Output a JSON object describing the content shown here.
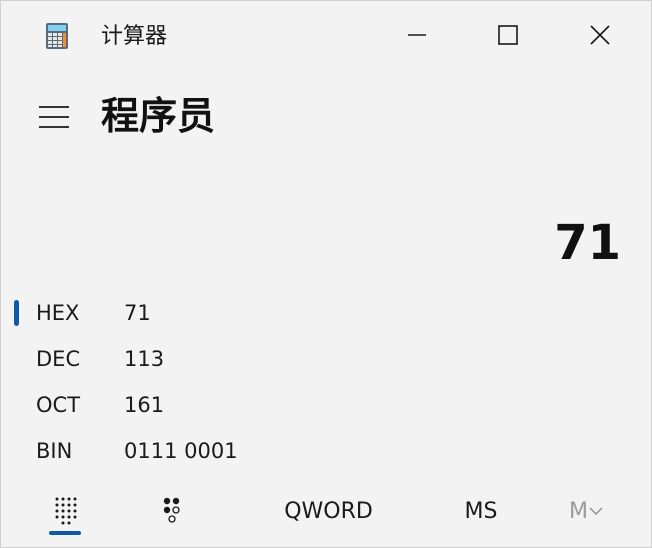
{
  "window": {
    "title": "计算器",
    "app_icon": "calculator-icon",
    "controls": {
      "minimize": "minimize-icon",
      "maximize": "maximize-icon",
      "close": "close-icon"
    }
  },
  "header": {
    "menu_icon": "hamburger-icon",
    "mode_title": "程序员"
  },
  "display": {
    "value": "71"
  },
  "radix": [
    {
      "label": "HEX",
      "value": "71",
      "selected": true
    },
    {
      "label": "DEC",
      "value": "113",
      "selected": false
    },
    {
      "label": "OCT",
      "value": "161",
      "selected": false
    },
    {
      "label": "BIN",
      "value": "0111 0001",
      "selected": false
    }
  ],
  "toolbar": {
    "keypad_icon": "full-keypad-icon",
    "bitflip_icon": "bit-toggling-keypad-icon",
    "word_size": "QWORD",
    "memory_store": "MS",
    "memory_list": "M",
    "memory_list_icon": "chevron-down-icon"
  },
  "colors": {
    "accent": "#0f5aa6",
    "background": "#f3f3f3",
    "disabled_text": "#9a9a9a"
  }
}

-- -- --

PROBLEM DETAILS:
Set the pictures aside and transcribe the data above exactly.

EXERCISE SOLUTION:
Output a JSON object describing the content shown here.
{
  "window": {
    "title": "计算器",
    "app_icon": "calculator-icon",
    "controls": {
      "minimize": "minimize-icon",
      "maximize": "maximize-icon",
      "close": "close-icon"
    }
  },
  "header": {
    "menu_icon": "hamburger-icon",
    "mode_title": "程序员"
  },
  "display": {
    "value": "71"
  },
  "radix": [
    {
      "label": "HEX",
      "value": "71",
      "selected": true
    },
    {
      "label": "DEC",
      "value": "113",
      "selected": false
    },
    {
      "label": "OCT",
      "value": "161",
      "selected": false
    },
    {
      "label": "BIN",
      "value": "0111 0001",
      "selected": false
    }
  ],
  "toolbar": {
    "keypad_icon": "full-keypad-icon",
    "bitflip_icon": "bit-toggling-keypad-icon",
    "word_size": "QWORD",
    "memory_store": "MS",
    "memory_list": "M",
    "memory_list_icon": "chevron-down-icon"
  },
  "colors": {
    "accent": "#0f5aa6",
    "background": "#f3f3f3",
    "disabled_text": "#9a9a9a"
  }
}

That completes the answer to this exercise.